The Kawasaki W650: more 'authentic' than the current Triumph Bonneville?
The Bonneville became the prototypical nouveau classique motorcycle, a runaway success that spawned a series of equally uninspired rehashes from other marques (see also: Moto Guzzi V7, Honda CB1100, or any other machine that excuses lazy design and mediocre performance by appealing to our limitless capacity for nostalgia).

The resulting me-too hopping on the nostalgia bandwagon has done irreparable harm to modern motorcycle design. Where we once looked starry-eyed into the future aboard our sleek pastel-coloured rockets, we now look wistfully upon a past that never was while straddling wheezy appeals to the sentiments of baby boomers and their self-entitled hipster brethren.

In the process you end up with weird compromises, like the new BMW R Nine T abandoning the clever Telelever front fork in favour of a non-adjustable conventional fork to make “customization” easier. No, it wasn’t to save costs and glean some extra margin, it was to give 1% of buyers the opportunity to swap in some better suspension components they will never come close to making use of. Accommodating the whims of fickle buyers forces a step backwards.

Which allows me to segway neatly to my next target:

Our current industry has managed to combine the wistful longings of senile buyers, the muddled self-images of materialistic self-entitled brats, and the myth of honest labour into a cocktail that has given birth to the second coming of the café racer. Every wrench-spinning hack and their grandma has taken to the shed to build a cobbled together monstrosity as the custom scene has exploded into an orgy of candy-flaked, header-wrapped, Firestone-tired homages to … who knows what, they were too busy selling T-shirts and moustache wax to decide.

JOB 1: In the motorcycle article, what front fork did the new BMW R Nine T give up?
The motorcycle article above and the records below are unrelated material.

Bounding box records

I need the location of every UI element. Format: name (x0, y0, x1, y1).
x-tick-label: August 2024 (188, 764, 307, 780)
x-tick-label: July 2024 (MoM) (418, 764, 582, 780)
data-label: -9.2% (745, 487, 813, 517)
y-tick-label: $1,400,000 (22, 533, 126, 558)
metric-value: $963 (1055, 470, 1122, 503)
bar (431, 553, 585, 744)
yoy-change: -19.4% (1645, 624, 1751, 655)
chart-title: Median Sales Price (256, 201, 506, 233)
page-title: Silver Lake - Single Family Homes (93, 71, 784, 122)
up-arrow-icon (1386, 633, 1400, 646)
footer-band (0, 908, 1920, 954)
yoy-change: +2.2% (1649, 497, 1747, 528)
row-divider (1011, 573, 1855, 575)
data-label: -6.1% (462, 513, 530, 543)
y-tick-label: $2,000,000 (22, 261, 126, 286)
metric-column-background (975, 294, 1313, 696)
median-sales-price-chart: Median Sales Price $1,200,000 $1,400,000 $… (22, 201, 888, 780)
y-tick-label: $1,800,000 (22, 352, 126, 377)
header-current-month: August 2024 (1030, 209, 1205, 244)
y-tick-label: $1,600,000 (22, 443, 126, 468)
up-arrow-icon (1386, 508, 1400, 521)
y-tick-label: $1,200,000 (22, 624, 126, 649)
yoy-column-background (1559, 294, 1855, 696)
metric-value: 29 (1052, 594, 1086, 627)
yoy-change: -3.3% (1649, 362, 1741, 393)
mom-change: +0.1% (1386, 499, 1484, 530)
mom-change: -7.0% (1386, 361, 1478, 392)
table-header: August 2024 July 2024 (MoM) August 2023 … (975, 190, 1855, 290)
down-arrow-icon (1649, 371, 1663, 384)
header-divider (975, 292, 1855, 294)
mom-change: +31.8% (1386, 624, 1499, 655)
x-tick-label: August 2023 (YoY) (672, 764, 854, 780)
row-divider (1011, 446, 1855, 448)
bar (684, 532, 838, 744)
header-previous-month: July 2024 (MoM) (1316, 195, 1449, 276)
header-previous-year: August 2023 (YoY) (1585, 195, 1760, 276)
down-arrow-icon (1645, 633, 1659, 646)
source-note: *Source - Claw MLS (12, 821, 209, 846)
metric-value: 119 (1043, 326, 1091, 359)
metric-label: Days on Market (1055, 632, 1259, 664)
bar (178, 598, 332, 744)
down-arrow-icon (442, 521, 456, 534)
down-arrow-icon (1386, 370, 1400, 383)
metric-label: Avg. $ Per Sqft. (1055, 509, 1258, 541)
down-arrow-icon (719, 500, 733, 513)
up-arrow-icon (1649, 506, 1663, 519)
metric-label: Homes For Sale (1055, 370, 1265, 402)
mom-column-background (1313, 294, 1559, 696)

JOB 2: Return each line of the records that contains the string "data".

TASK OUTPUT 1: It gave up the Telelever front fork in favor of a non-adjustable conventional fork.

TASK OUTPUT 2:
data-label: -9.2% (745, 487, 813, 517)
data-label: -6.1% (462, 513, 530, 543)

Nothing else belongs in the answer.